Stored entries
** Begin **

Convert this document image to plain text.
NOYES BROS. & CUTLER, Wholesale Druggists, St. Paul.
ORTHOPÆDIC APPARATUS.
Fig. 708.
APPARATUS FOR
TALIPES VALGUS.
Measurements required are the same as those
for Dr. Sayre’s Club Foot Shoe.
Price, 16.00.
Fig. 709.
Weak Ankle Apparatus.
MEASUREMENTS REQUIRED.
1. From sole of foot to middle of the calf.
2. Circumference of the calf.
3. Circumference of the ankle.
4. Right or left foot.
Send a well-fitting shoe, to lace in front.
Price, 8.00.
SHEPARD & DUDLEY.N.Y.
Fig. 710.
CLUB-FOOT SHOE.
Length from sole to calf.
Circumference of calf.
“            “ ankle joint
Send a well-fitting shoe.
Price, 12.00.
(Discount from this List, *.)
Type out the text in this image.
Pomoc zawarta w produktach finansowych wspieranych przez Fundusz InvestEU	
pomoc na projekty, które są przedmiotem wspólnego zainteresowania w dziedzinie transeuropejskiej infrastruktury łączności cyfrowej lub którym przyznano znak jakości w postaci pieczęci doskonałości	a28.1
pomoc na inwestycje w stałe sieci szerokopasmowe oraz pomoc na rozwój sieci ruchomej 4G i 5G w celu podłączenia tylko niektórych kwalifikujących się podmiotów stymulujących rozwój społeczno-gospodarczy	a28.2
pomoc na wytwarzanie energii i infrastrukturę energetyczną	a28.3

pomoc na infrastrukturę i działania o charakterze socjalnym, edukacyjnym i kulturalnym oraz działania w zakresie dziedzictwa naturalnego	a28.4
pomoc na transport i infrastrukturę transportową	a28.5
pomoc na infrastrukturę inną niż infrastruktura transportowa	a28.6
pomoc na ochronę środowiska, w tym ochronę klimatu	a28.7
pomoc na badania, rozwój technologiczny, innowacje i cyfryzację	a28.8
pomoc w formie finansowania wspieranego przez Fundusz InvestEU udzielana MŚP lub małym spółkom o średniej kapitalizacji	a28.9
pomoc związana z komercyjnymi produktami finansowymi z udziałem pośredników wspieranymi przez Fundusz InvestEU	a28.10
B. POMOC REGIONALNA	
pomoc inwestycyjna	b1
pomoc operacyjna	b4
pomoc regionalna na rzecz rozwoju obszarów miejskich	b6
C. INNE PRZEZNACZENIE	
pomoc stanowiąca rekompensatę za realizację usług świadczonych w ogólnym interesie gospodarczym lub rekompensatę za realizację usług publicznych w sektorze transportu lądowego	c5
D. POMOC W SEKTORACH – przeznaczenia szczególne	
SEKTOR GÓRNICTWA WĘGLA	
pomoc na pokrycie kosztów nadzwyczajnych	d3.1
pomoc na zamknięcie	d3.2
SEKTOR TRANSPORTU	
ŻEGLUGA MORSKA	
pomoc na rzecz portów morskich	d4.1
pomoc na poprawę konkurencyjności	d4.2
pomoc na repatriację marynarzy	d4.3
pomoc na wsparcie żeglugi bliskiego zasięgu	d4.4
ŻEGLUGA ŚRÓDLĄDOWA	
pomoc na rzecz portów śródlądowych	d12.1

** End **

From the listing above, copy every line that holds the string "image".

§ **THE SOLUTION**:
Convert this document image to plain text.
Type out the text in this image.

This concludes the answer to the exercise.